THE PROBLEM:
Locate every line in the records below that holds the word "avec" and return each one.

+===+

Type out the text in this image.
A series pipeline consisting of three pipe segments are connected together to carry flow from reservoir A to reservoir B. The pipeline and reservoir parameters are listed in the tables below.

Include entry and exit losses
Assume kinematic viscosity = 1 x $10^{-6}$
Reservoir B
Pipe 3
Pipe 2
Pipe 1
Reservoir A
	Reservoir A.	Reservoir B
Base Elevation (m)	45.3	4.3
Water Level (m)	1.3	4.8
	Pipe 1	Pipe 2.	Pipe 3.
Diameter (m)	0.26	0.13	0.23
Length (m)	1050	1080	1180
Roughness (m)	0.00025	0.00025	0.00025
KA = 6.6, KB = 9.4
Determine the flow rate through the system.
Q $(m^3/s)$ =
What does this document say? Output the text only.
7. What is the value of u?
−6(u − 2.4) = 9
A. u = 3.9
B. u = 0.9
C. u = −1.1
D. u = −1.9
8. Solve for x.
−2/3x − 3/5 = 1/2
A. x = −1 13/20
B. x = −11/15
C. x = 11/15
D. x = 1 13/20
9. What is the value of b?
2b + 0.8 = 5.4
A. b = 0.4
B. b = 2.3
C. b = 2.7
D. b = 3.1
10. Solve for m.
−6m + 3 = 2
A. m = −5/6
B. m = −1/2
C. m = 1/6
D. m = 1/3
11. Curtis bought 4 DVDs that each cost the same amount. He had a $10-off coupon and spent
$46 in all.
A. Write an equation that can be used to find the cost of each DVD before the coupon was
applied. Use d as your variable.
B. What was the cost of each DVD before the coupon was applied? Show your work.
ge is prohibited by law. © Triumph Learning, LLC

+===+

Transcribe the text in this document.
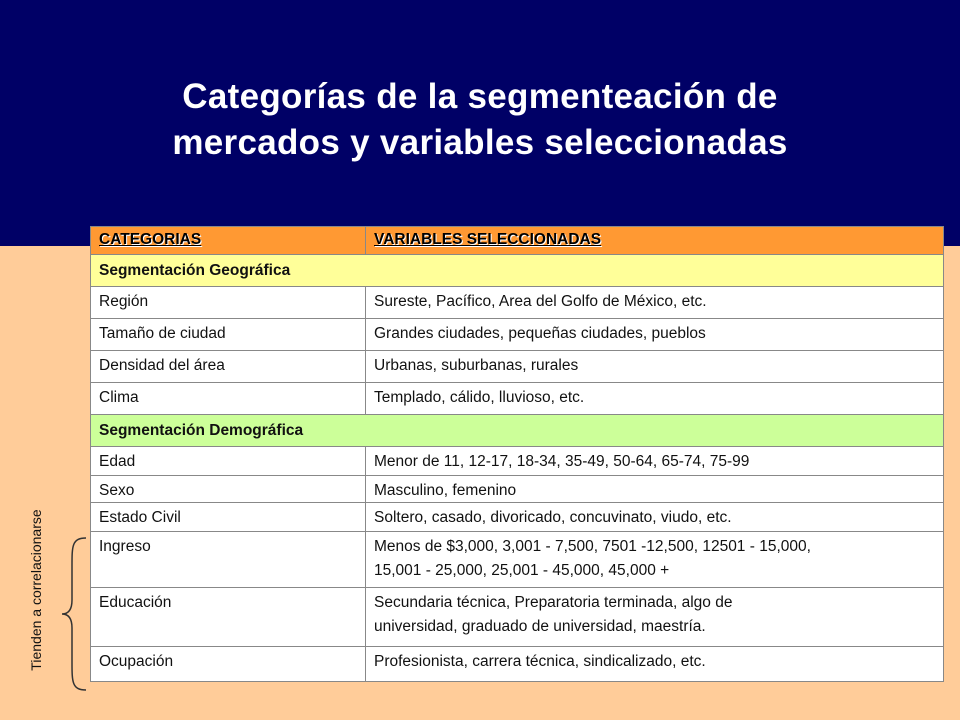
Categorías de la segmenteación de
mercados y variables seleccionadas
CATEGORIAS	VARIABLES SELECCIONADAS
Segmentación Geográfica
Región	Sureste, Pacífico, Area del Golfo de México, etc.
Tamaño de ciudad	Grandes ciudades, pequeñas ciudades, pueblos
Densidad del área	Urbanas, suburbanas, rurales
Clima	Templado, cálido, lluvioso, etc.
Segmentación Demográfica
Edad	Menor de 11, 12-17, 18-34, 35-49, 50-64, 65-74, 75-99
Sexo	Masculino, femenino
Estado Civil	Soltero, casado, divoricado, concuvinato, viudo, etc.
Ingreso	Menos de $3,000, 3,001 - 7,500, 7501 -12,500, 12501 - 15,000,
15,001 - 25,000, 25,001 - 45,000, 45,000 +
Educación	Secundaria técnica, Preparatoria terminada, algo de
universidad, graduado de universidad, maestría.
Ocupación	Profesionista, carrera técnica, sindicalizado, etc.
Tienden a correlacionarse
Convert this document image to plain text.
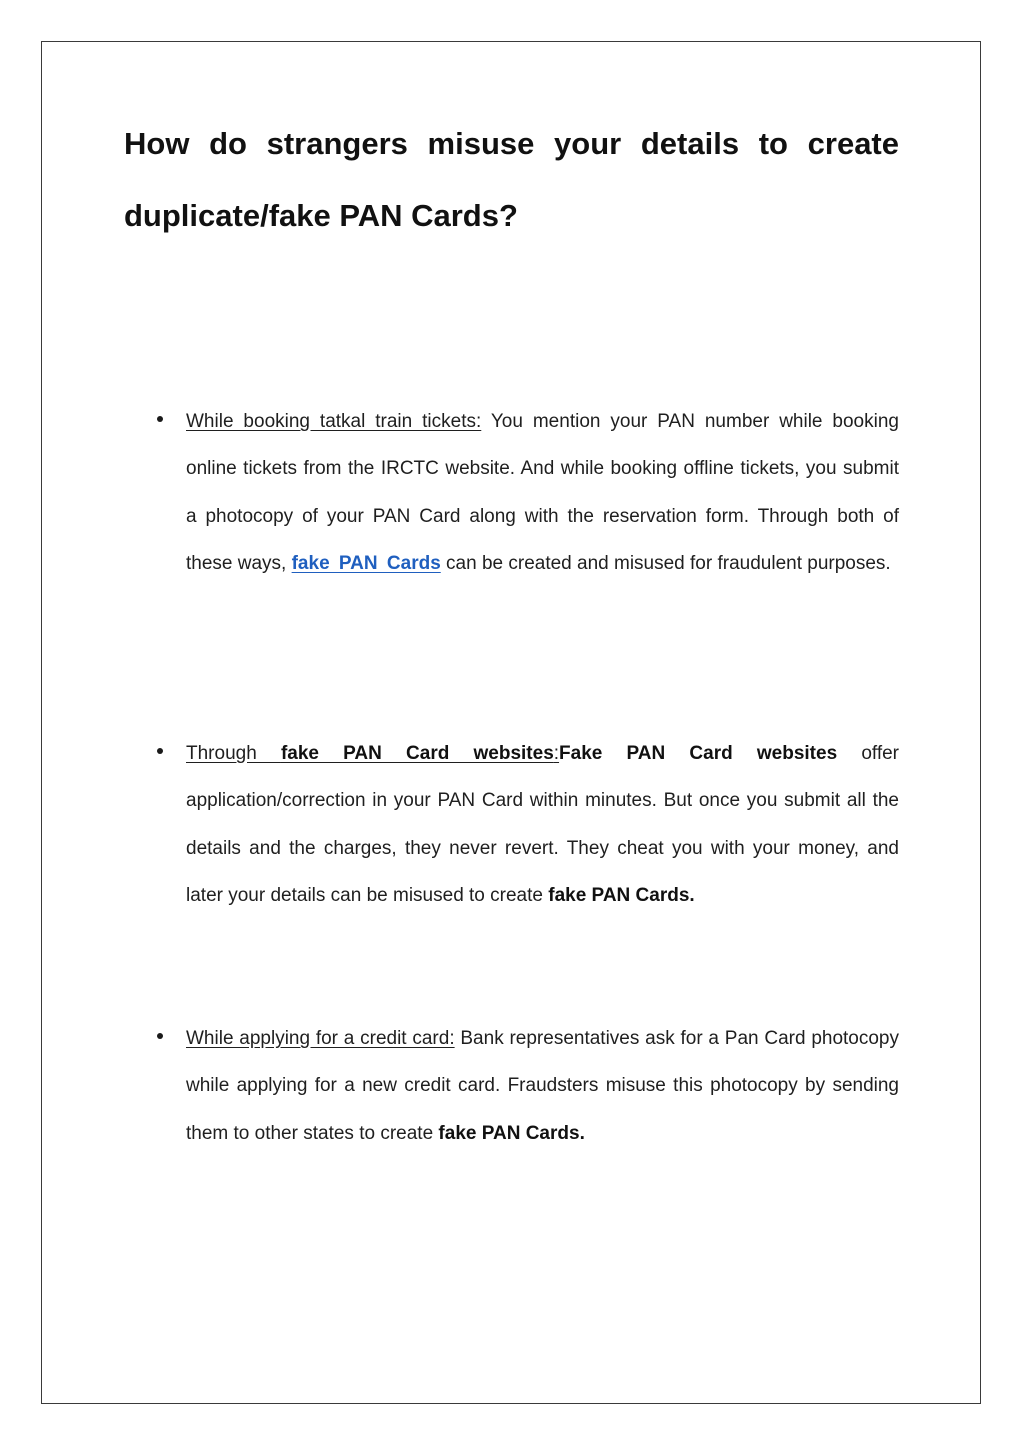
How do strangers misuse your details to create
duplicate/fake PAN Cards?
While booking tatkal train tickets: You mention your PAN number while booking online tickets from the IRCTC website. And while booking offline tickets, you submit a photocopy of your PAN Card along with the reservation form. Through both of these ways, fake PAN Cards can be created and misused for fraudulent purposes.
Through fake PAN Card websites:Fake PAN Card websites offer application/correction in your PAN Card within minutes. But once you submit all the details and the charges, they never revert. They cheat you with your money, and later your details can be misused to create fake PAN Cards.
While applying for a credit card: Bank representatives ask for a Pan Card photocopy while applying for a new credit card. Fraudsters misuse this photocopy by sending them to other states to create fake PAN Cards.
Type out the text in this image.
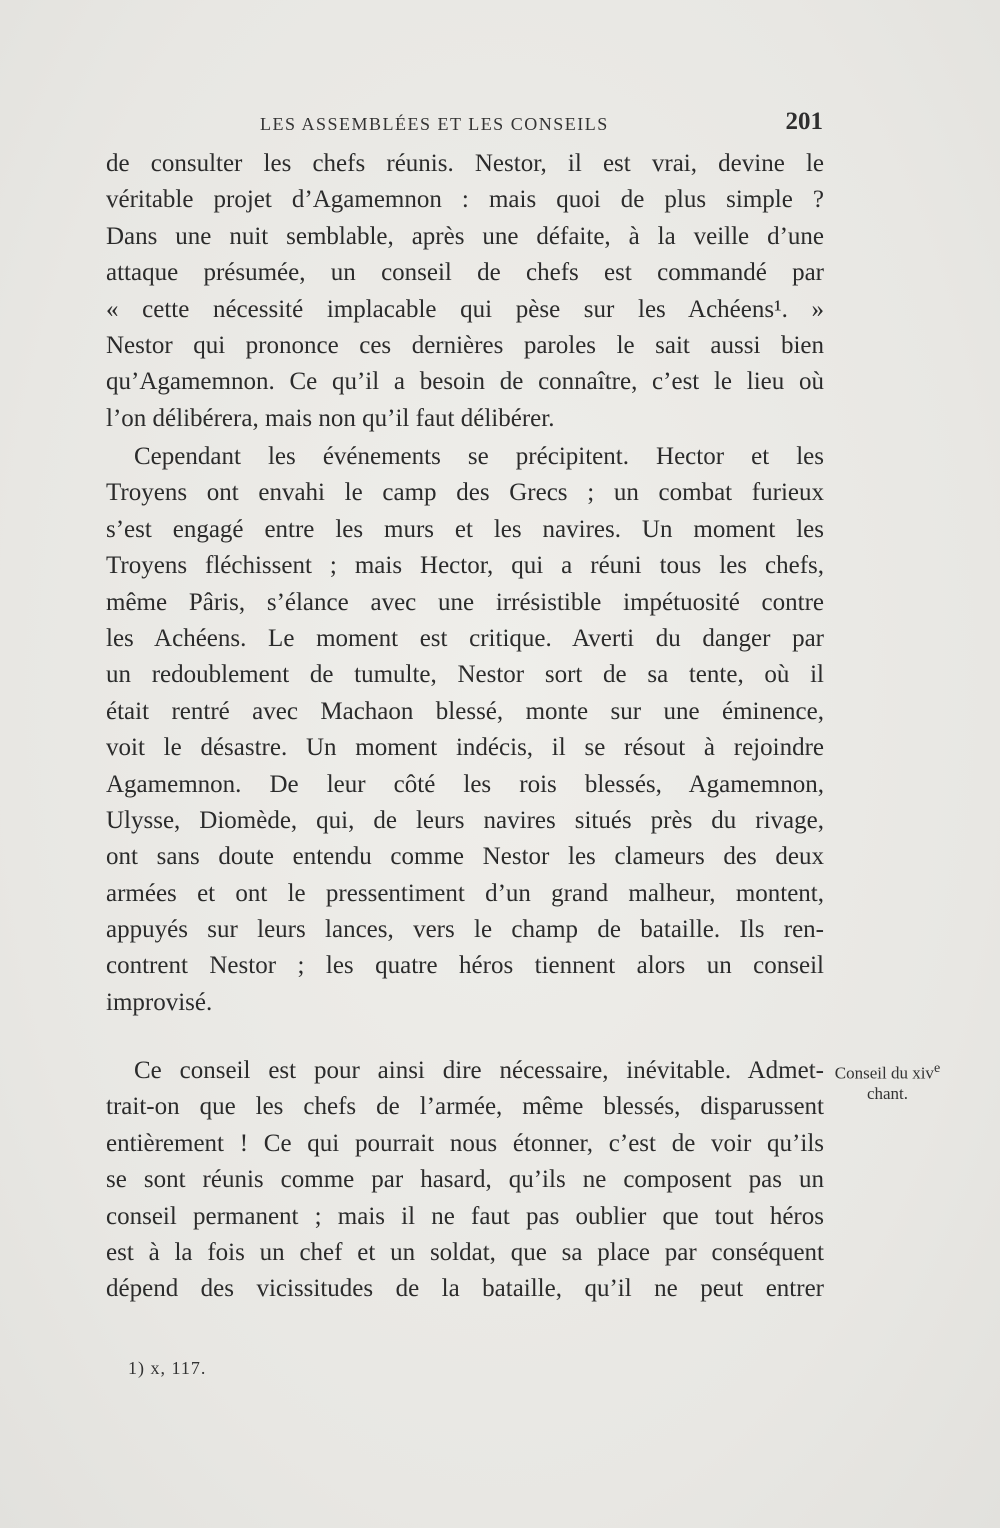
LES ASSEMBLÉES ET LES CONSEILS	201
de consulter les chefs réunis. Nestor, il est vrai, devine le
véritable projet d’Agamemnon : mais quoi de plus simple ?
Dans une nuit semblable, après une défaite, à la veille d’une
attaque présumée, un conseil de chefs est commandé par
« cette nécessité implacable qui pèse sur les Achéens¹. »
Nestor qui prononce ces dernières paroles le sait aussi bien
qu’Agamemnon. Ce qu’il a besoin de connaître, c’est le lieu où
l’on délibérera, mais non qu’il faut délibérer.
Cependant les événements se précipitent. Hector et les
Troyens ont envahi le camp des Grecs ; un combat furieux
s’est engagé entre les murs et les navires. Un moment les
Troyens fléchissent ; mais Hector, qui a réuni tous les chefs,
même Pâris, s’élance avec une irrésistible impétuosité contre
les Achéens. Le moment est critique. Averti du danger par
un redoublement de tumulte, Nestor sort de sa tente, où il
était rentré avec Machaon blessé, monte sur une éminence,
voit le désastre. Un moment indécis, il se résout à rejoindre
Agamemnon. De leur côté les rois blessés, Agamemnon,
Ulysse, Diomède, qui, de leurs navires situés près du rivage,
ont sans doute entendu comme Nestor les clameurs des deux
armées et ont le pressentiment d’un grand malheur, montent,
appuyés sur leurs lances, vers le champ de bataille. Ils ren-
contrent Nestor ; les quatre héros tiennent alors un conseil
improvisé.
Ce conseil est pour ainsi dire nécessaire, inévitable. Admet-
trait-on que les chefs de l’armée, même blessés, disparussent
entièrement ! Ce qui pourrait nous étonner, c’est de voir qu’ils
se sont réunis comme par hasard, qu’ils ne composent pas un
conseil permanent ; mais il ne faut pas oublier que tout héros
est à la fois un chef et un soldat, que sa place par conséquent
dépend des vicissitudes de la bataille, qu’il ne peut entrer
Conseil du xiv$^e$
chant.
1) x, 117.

+===+

ANSWER TO THIS EXERCISE:
même Pâris, s’élance avec une irrésistible impétuosité contre
était rentré avec Machaon blessé, monte sur une éminence,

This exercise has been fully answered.